(Dataset items)

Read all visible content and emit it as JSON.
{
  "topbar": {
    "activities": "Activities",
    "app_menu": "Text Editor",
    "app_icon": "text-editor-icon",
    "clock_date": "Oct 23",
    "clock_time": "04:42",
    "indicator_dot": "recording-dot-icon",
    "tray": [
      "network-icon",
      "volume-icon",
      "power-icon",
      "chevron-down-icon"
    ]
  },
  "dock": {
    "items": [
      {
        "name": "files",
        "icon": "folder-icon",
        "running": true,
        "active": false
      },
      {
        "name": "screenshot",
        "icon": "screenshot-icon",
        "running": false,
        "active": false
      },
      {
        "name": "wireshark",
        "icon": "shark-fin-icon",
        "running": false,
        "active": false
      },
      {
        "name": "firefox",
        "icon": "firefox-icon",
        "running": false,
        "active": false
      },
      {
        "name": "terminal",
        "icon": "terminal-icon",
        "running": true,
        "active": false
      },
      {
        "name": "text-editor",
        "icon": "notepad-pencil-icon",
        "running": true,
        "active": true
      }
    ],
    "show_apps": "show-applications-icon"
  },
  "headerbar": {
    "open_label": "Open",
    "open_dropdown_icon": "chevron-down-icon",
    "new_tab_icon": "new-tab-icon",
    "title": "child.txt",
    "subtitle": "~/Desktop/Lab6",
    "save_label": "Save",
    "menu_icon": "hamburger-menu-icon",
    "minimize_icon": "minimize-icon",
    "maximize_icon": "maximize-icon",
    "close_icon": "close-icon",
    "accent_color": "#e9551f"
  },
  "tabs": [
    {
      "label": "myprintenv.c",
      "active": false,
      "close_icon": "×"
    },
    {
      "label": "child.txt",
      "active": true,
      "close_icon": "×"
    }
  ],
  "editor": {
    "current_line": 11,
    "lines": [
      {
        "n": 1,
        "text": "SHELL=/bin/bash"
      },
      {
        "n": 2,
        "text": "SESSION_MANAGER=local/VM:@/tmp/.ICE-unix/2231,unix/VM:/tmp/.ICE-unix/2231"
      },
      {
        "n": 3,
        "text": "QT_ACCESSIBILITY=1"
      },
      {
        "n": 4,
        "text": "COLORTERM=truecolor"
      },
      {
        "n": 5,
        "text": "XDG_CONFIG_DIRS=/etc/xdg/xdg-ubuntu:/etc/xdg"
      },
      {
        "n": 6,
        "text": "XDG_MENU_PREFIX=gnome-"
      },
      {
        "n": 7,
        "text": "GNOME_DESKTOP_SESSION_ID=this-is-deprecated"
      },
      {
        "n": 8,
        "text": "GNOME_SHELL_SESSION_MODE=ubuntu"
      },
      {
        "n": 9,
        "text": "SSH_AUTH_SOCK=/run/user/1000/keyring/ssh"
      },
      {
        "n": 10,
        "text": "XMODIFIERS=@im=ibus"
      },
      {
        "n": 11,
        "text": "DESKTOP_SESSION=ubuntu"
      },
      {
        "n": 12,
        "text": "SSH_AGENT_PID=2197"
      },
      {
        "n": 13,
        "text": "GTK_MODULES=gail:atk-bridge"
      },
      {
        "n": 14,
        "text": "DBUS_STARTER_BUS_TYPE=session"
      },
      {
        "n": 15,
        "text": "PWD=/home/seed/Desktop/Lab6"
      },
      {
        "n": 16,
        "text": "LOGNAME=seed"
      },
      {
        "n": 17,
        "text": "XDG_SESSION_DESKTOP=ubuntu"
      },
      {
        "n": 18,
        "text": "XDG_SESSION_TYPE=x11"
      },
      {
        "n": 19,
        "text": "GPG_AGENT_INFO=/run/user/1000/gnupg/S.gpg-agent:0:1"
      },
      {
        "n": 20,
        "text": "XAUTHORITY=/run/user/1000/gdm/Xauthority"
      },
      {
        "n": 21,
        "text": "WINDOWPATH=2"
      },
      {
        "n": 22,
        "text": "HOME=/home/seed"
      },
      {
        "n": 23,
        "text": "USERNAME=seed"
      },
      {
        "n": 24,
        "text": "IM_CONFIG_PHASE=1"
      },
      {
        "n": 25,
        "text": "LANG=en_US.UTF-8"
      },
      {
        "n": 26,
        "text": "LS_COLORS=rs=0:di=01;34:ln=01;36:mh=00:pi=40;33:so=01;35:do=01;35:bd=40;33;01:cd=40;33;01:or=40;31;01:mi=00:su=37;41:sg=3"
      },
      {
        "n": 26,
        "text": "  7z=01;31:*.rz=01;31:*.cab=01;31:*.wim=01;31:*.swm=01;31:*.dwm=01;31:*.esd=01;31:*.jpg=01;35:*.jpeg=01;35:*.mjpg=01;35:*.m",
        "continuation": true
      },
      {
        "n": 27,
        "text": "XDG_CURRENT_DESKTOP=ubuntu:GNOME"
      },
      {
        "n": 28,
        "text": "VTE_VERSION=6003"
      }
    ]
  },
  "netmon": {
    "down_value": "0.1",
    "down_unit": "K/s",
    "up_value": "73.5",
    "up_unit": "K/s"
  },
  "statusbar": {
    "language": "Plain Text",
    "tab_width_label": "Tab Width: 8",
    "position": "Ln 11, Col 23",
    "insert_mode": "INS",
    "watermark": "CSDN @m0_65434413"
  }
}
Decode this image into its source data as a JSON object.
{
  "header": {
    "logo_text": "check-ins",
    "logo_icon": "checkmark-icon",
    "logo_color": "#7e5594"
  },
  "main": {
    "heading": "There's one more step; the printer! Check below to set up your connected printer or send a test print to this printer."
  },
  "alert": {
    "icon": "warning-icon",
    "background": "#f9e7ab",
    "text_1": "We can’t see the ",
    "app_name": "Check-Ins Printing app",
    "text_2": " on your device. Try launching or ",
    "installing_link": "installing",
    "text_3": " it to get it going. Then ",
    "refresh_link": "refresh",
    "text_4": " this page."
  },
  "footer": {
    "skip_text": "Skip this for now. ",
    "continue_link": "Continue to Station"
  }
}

▶ _Brief_
Repeat all the entries word for word.

▶ _Exercise answer_
Read all visible content and emit it as JSON.
{
  "topbar": {
    "activities": "Activities",
    "app_menu": "Text Editor",
    "app_icon": "text-editor-icon",
    "clock_date": "Oct 23",
    "clock_time": "04:42",
    "indicator_dot": "recording-dot-icon",
    "tray": [
      "network-icon",
      "volume-icon",
      "power-icon",
      "chevron-down-icon"
    ]
  },
  "dock": {
    "items": [
      {
        "name": "files",
        "icon": "folder-icon",
        "running": true,
        "active": false
      },
      {
        "name": "screenshot",
        "icon": "screenshot-icon",
        "running": false,
        "active": false
      },
      {
        "name": "wireshark",
        "icon": "shark-fin-icon",
        "running": false,
        "active": false
      },
      {
        "name": "firefox",
        "icon": "firefox-icon",
        "running": false,
        "active": false
      },
      {
        "name": "terminal",
        "icon": "terminal-icon",
        "running": true,
        "active": false
      },
      {
        "name": "text-editor",
        "icon": "notepad-pencil-icon",
        "running": true,
        "active": true
      }
    ],
    "show_apps": "show-applications-icon"
  },
  "headerbar": {
    "open_label": "Open",
    "open_dropdown_icon": "chevron-down-icon",
    "new_tab_icon": "new-tab-icon",
    "title": "child.txt",
    "subtitle": "~/Desktop/Lab6",
    "save_label": "Save",
    "menu_icon": "hamburger-menu-icon",
    "minimize_icon": "minimize-icon",
    "maximize_icon": "maximize-icon",
    "close_icon": "close-icon",
    "accent_color": "#e9551f"
  },
  "tabs": [
    {
      "label": "myprintenv.c",
      "active": false,
      "close_icon": "×"
    },
    {
      "label": "child.txt",
      "active": true,
      "close_icon": "×"
    }
  ],
  "editor": {
    "current_line": 11,
    "lines": [
      {
        "n": 1,
        "text": "SHELL=/bin/bash"
      },
      {
        "n": 2,
        "text": "SESSION_MANAGER=local/VM:@/tmp/.ICE-unix/2231,unix/VM:/tmp/.ICE-unix/2231"
      },
      {
        "n": 3,
        "text": "QT_ACCESSIBILITY=1"
      },
      {
        "n": 4,
        "text": "COLORTERM=truecolor"
      },
      {
        "n": 5,
        "text": "XDG_CONFIG_DIRS=/etc/xdg/xdg-ubuntu:/etc/xdg"
      },
      {
        "n": 6,
        "text": "XDG_MENU_PREFIX=gnome-"
      },
      {
        "n": 7,
        "text": "GNOME_DESKTOP_SESSION_ID=this-is-deprecated"
      },
      {
        "n": 8,
        "text": "GNOME_SHELL_SESSION_MODE=ubuntu"
      },
      {
        "n": 9,
        "text": "SSH_AUTH_SOCK=/run/user/1000/keyring/ssh"
      },
      {
        "n": 10,
        "text": "XMODIFIERS=@im=ibus"
      },
      {
        "n": 11,
        "text": "DESKTOP_SESSION=ubuntu"
      },
      {
        "n": 12,
        "text": "SSH_AGENT_PID=2197"
      },
      {
        "n": 13,
        "text": "GTK_MODULES=gail:atk-bridge"
      },
      {
        "n": 14,
        "text": "DBUS_STARTER_BUS_TYPE=session"
      },
      {
        "n": 15,
        "text": "PWD=/home/seed/Desktop/Lab6"
      },
      {
        "n": 16,
        "text": "LOGNAME=seed"
      },
      {
        "n": 17,
        "text": "XDG_SESSION_DESKTOP=ubuntu"
      },
      {
        "n": 18,
        "text": "XDG_SESSION_TYPE=x11"
      },
      {
        "n": 19,
        "text": "GPG_AGENT_INFO=/run/user/1000/gnupg/S.gpg-agent:0:1"
      },
      {
        "n": 20,
        "text": "XAUTHORITY=/run/user/1000/gdm/Xauthority"
      },
      {
        "n": 21,
        "text": "WINDOWPATH=2"
      },
      {
        "n": 22,
        "text": "HOME=/home/seed"
      },
      {
        "n": 23,
        "text": "USERNAME=seed"
      },
      {
        "n": 24,
        "text": "IM_CONFIG_PHASE=1"
      },
      {
        "n": 25,
        "text": "LANG=en_US.UTF-8"
      },
      {
        "n": 26,
        "text": "LS_COLORS=rs=0:di=01;34:ln=01;36:mh=00:pi=40;33:so=01;35:do=01;35:bd=40;33;01:cd=40;33;01:or=40;31;01:mi=00:su=37;41:sg=3"
      },
      {
        "n": 26,
        "text": "  7z=01;31:*.rz=01;31:*.cab=01;31:*.wim=01;31:*.swm=01;31:*.dwm=01;31:*.esd=01;31:*.jpg=01;35:*.jpeg=01;35:*.mjpg=01;35:*.m",
        "continuation": true
      },
      {
        "n": 27,
        "text": "XDG_CURRENT_DESKTOP=ubuntu:GNOME"
      },
      {
        "n": 28,
        "text": "VTE_VERSION=6003"
      }
    ]
  },
  "netmon": {
    "down_value": "0.1",
    "down_unit": "K/s",
    "up_value": "73.5",
    "up_unit": "K/s"
  },
  "statusbar": {
    "language": "Plain Text",
    "tab_width_label": "Tab Width: 8",
    "position": "Ln 11, Col 23",
    "insert_mode": "INS",
    "watermark": "CSDN @m0_65434413"
  }
}
Decode this image into its source data as a JSON object.
{
  "header": {
    "logo_text": "check-ins",
    "logo_icon": "checkmark-icon",
    "logo_color": "#7e5594"
  },
  "main": {
    "heading": "There's one more step; the printer! Check below to set up your connected printer or send a test print to this printer."
  },
  "alert": {
    "icon": "warning-icon",
    "background": "#f9e7ab",
    "text_1": "We can’t see the ",
    "app_name": "Check-Ins Printing app",
    "text_2": " on your device. Try launching or ",
    "installing_link": "installing",
    "text_3": " it to get it going. Then ",
    "refresh_link": "refresh",
    "text_4": " this page."
  },
  "footer": {
    "skip_text": "Skip this for now. ",
    "continue_link": "Continue to Station"
  }
}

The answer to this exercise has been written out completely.